=== Exercise task ===
Look through the data below and return each line where "this" appears.

Stored records

───

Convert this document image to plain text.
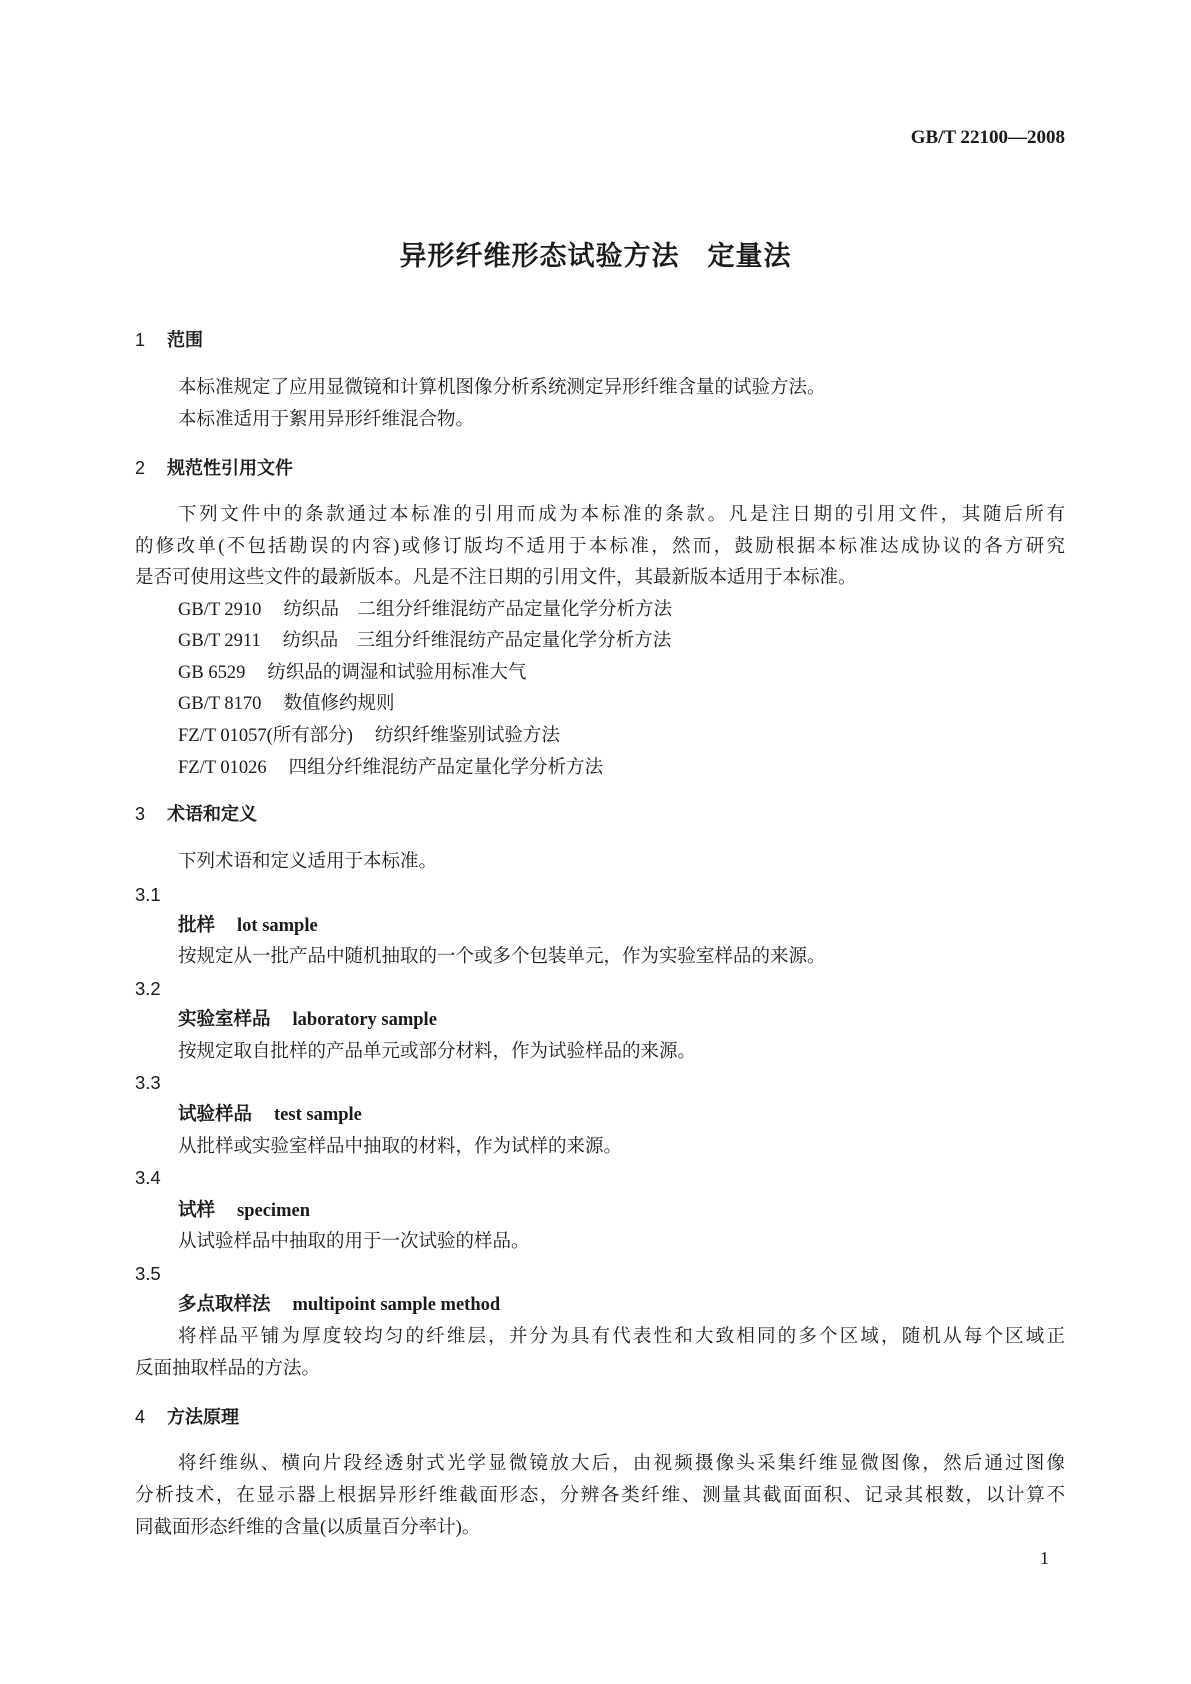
GB/T 22100—2008
异形纤维形态试验方法　定量法
1 范围
本标准规定了应用显微镜和计算机图像分析系统测定异形纤维含量的试验方法。
本标准适用于絮用异形纤维混合物。
2 规范性引用文件
下列文件中的条款通过本标准的引用而成为本标准的条款。凡是注日期的引用文件，其随后所有
的修改单(不包括勘误的内容)或修订版均不适用于本标准，然而，鼓励根据本标准达成协议的各方研究
是否可使用这些文件的最新版本。凡是不注日期的引用文件，其最新版本适用于本标准。
GB/T 2910 纺织品　二组分纤维混纺产品定量化学分析方法
GB/T 2911 纺织品　三组分纤维混纺产品定量化学分析方法
GB 6529 纺织品的调湿和试验用标准大气
GB/T 8170 数值修约规则
FZ/T 01057(所有部分) 纺织纤维鉴别试验方法
FZ/T 01026 四组分纤维混纺产品定量化学分析方法
3 术语和定义
下列术语和定义适用于本标准。
3.1
批样 lot sample
按规定从一批产品中随机抽取的一个或多个包装单元，作为实验室样品的来源。
3.2
实验室样品 laboratory sample
按规定取自批样的产品单元或部分材料，作为试验样品的来源。
3.3
试验样品 test sample
从批样或实验室样品中抽取的材料，作为试样的来源。
3.4
试样 specimen
从试验样品中抽取的用于一次试验的样品。
3.5
多点取样法 multipoint sample method
将样品平铺为厚度较均匀的纤维层，并分为具有代表性和大致相同的多个区域，随机从每个区域正
反面抽取样品的方法。
4 方法原理
将纤维纵、横向片段经透射式光学显微镜放大后，由视频摄像头采集纤维显微图像，然后通过图像
分析技术，在显示器上根据异形纤维截面形态，分辨各类纤维、测量其截面面积、记录其根数，以计算不
同截面形态纤维的含量(以质量百分率计)。
1
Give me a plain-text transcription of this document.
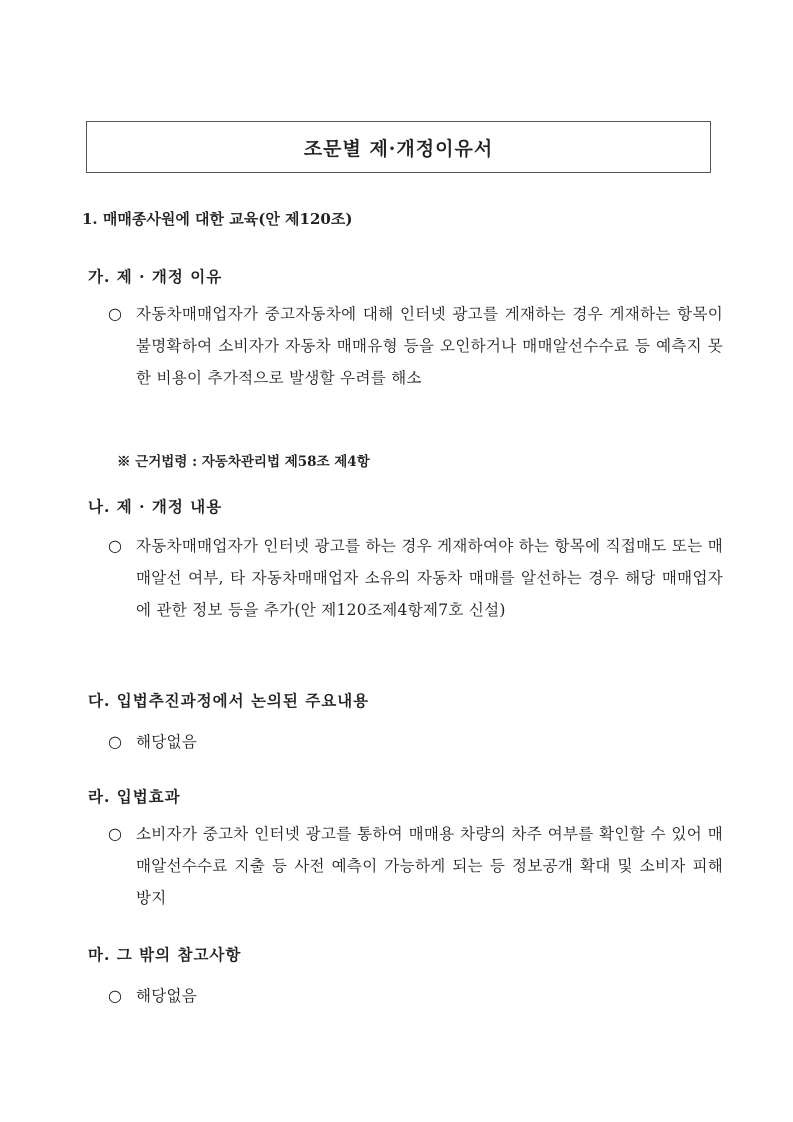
조문별 제·개정이유서
1. 매매종사원에 대한 교육(안 제120조)
가. 제 · 개정 이유
○ 자동차매매업자가 중고자동차에 대해 인터넷 광고를 게재하는 경우 게재하는 항목이 불명확하여 소비자가 자동차 매매유형 등을 오인하거나 매매알선수수료 등 예측지 못한 비용이 추가적으로 발생할 우려를 해소
※ 근거법령 : 자동차관리법 제58조 제4항
나. 제 · 개정 내용
○ 자동차매매업자가 인터넷 광고를 하는 경우 게재하여야 하는 항목에 직접매도 또는 매매알선 여부, 타 자동차매매업자 소유의 자동차 매매를 알선하는 경우 해당 매매업자에 관한 정보 등을 추가(안 제120조제4항제7호 신설)
다. 입법추진과정에서 논의된 주요내용
○ 해당없음
라. 입법효과
○ 소비자가 중고차 인터넷 광고를 통하여 매매용 차량의 차주 여부를 확인할 수 있어 매매알선수수료 지출 등 사전 예측이 가능하게 되는 등 정보공개 확대 및 소비자 피해 방지
마. 그 밖의 참고사항
○ 해당없음
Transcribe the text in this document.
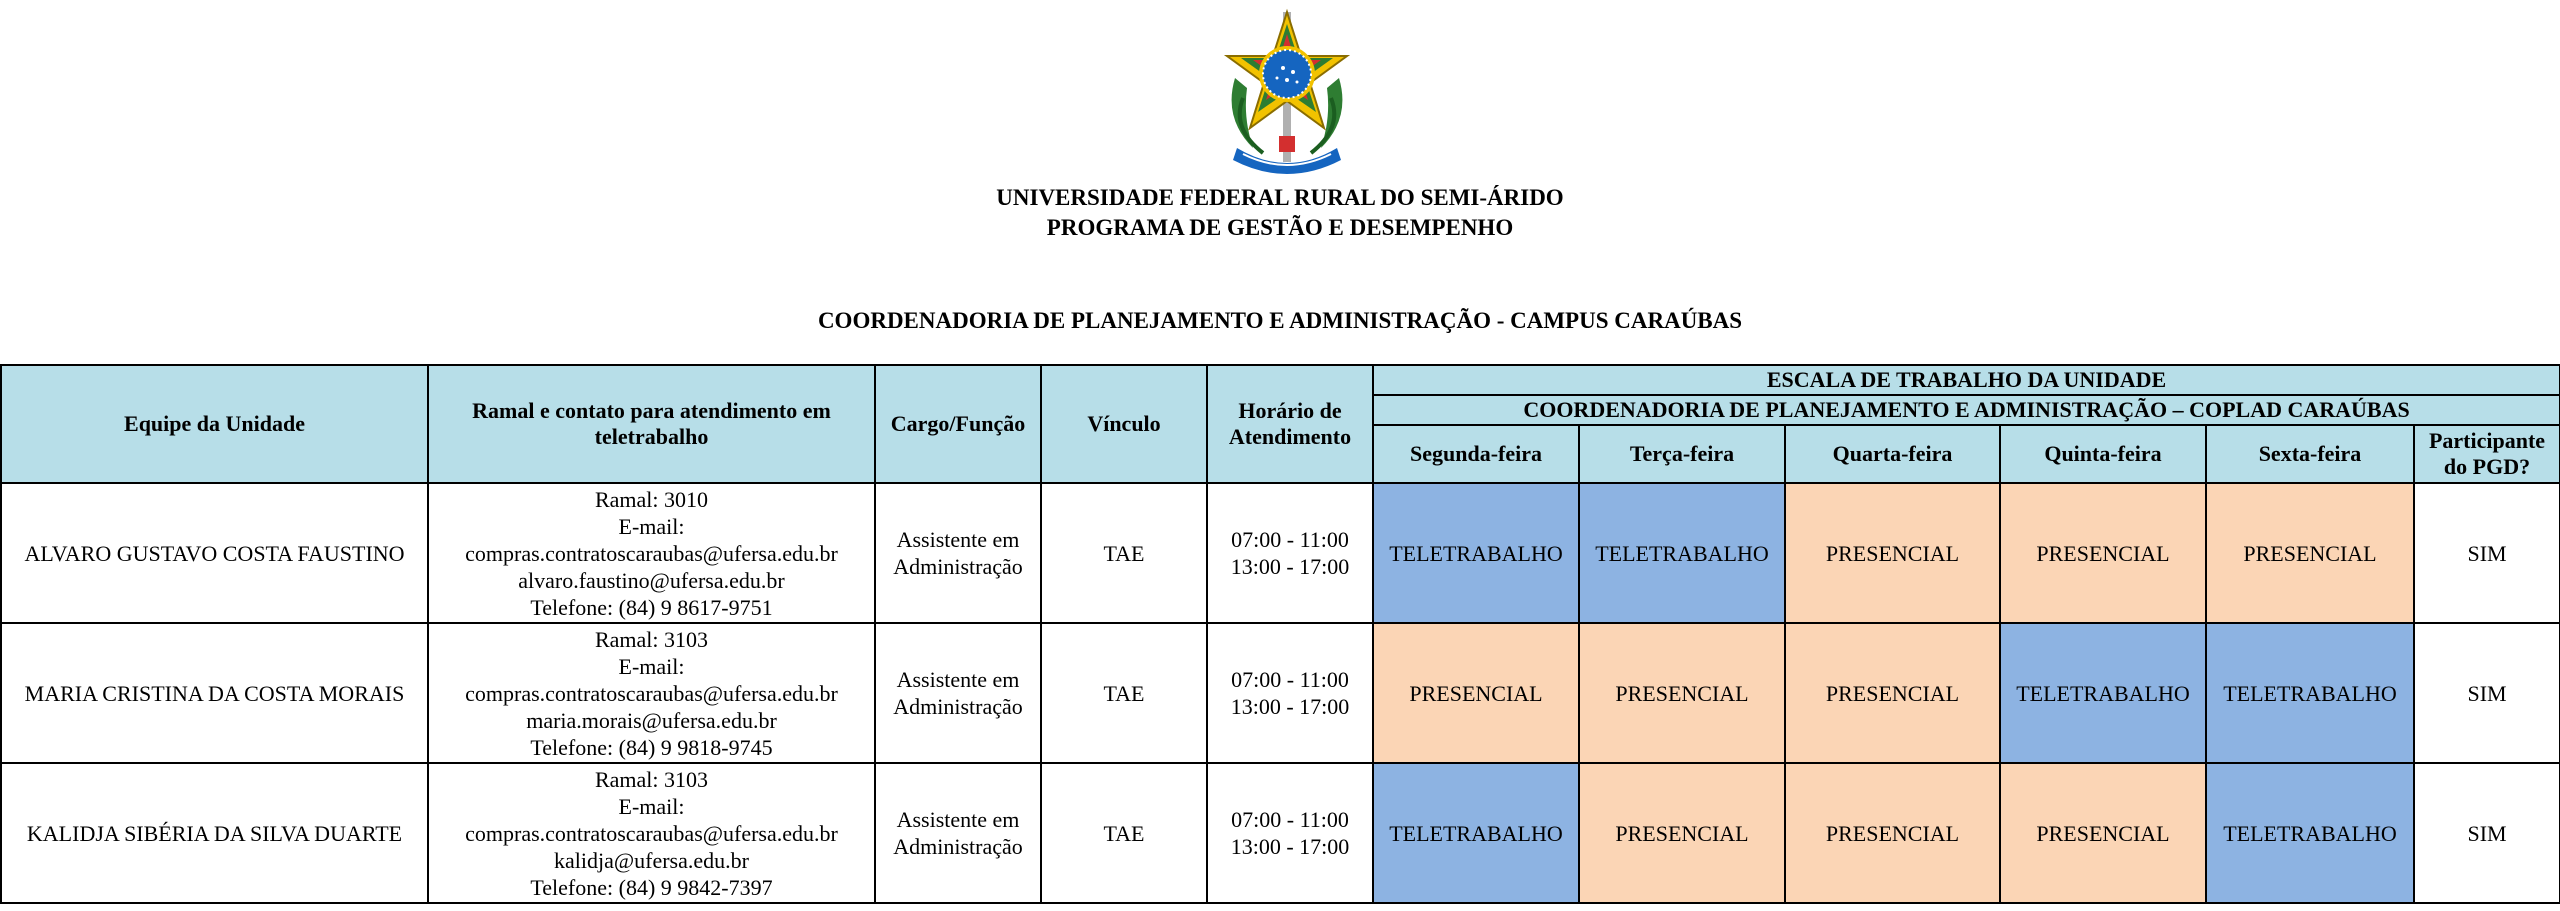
UNIVERSIDADE FEDERAL RURAL DO SEMI-ÁRIDO
PROGRAMA DE GESTÃO E DESEMPENHO
COORDENADORIA DE PLANEJAMENTO E ADMINISTRAÇÃO - CAMPUS CARAÚBAS
Equipe da Unidade	Ramal e contato para atendimento em teletrabalho	Cargo/Função	Vínculo	Horário de Atendimento	ESCALA DE TRABALHO DA UNIDADE					
					COORDENADORIA DE PLANEJAMENTO E ADMINISTRAÇÃO – COPLAD CARAÚBAS					
					Segunda-feira	Terça-feira	Quarta-feira	Quinta-feira	Sexta-feira	Participante do PGD?
ALVARO GUSTAVO COSTA FAUSTINO	Ramal: 3010
E-mail:
compras.contratoscaraubas@ufersa.edu.br
alvaro.faustino@ufersa.edu.br
Telefone: (84) 9 8617-9751	Assistente em Administração	TAE	07:00 - 11:00
13:00 - 17:00	TELETRABALHO	TELETRABALHO	PRESENCIAL	PRESENCIAL	PRESENCIAL	SIM
MARIA CRISTINA DA COSTA MORAIS	Ramal: 3103
E-mail:
compras.contratoscaraubas@ufersa.edu.br
maria.morais@ufersa.edu.br
Telefone: (84) 9 9818-9745	Assistente em Administração	TAE	07:00 - 11:00
13:00 - 17:00	PRESENCIAL	PRESENCIAL	PRESENCIAL	TELETRABALHO	TELETRABALHO	SIM
KALIDJA SIBÉRIA DA SILVA DUARTE	Ramal: 3103
E-mail:
compras.contratoscaraubas@ufersa.edu.br
kalidja@ufersa.edu.br
Telefone: (84) 9 9842-7397	Assistente em Administração	TAE	07:00 - 11:00
13:00 - 17:00	TELETRABALHO	PRESENCIAL	PRESENCIAL	PRESENCIAL	TELETRABALHO	SIM
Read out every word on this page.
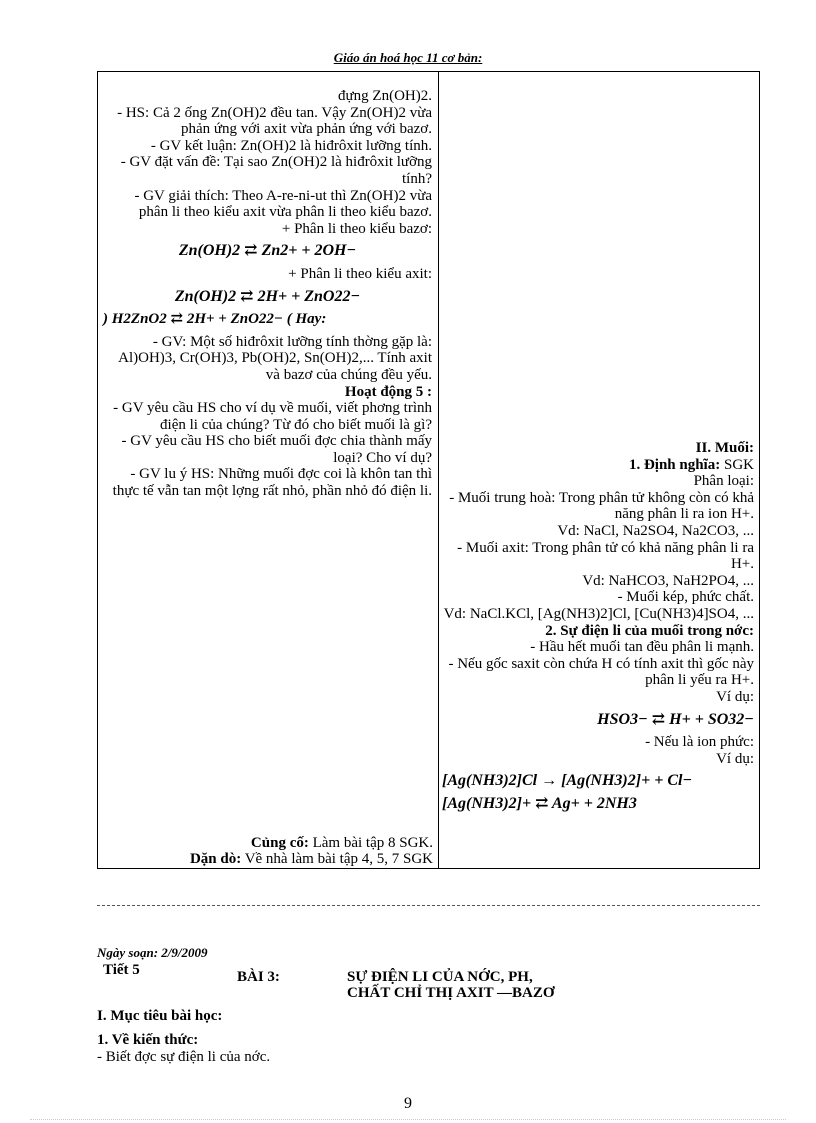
Giáo án hoá học 11 cơ bản:
đựng Zn(OH)2.
- HS: Cả 2 ống Zn(OH)2 đều tan. Vậy Zn(OH)2 vừa phản ứng với axit vừa phản ứng với bazơ.
- GV kết luận: Zn(OH)2 là hiđrôxit lưỡng tính.
- GV đặt vấn đề: Tại sao Zn(OH)2 là hiđrôxit lưỡng tính?
- GV giải thích: Theo A-re-ni-ut thì Zn(OH)2 vừa phân li theo kiểu axit vừa phân li theo kiểu bazơ.
+ Phân li theo kiểu bazơ:
Zn(OH)2 ⇄ Zn2+ + 2OH−
+ Phân li theo kiểu axit:
Zn(OH)2 ⇄ 2H+ + ZnO22−
) H2ZnO2 ⇄ 2H+ + ZnO22− ( Hay:
- GV: Một số hiđrôxit lưỡng tính thờng gặp là: Al)OH)3, Cr(OH)3, Pb(OH)2, Sn(OH)2,... Tính axit và bazơ của chúng đều yếu.
Hoạt động 5 :
- GV yêu cầu HS cho ví dụ về muối, viết phơng trình điện li của chúng? Từ đó cho biết muối là gì?
- GV yêu cầu HS cho biết muối đợc chia thành mấy loại? Cho ví dụ?
- GV lu ý HS: Những muối đợc coi là khôn tan thì thực tế vẫn tan một lợng rất nhỏ, phần nhỏ đó điện li.
Củng cố: Làm bài tập 8 SGK.
Dặn dò: Về nhà làm bài tập 4, 5, 7 SGK
II. Muối:
1. Định nghĩa: SGK
Phân loại:
- Muối trung hoà: Trong phân tử không còn có khả năng phân li ra ion H+.
Vd: NaCl, Na2SO4, Na2CO3, ...
- Muối axit: Trong phân tử có khả năng phân li ra H+.
Vd: NaHCO3, NaH2PO4, ...
- Muối kép, phức chất.
Vd: NaCl.KCl, [Ag(NH3)2]Cl, [Cu(NH3)4]SO4, ...
2. Sự điện li của muối trong nớc:
- Hầu hết muối tan đều phân li mạnh.
- Nếu gốc saxit còn chứa H có tính axit thì gốc này phân li yếu ra H+.
Ví dụ:
HSO3− ⇄ H+ + SO32−
- Nếu là ion phức:
Ví dụ:
[Ag(NH3)2]Cl → [Ag(NH3)2]+ + Cl−
[Ag(NH3)2]+ ⇄ Ag+ + 2NH3
Ngày soạn: 2/9/2009
Tiết 5	BÀI 3:	SỰ ĐIỆN LI CỦA NỚC, PH,
CHẤT CHỈ THỊ AXIT —BAZƠ
I. Mục tiêu bài học:
1. Về kiến thức:
- Biết đợc sự điện li của nớc.
9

───

=== Task result ===
Convert this document image to plain text.
Give me a plain-text transcription of this document.
Transcribe the text in this document.
Read out every word on this page.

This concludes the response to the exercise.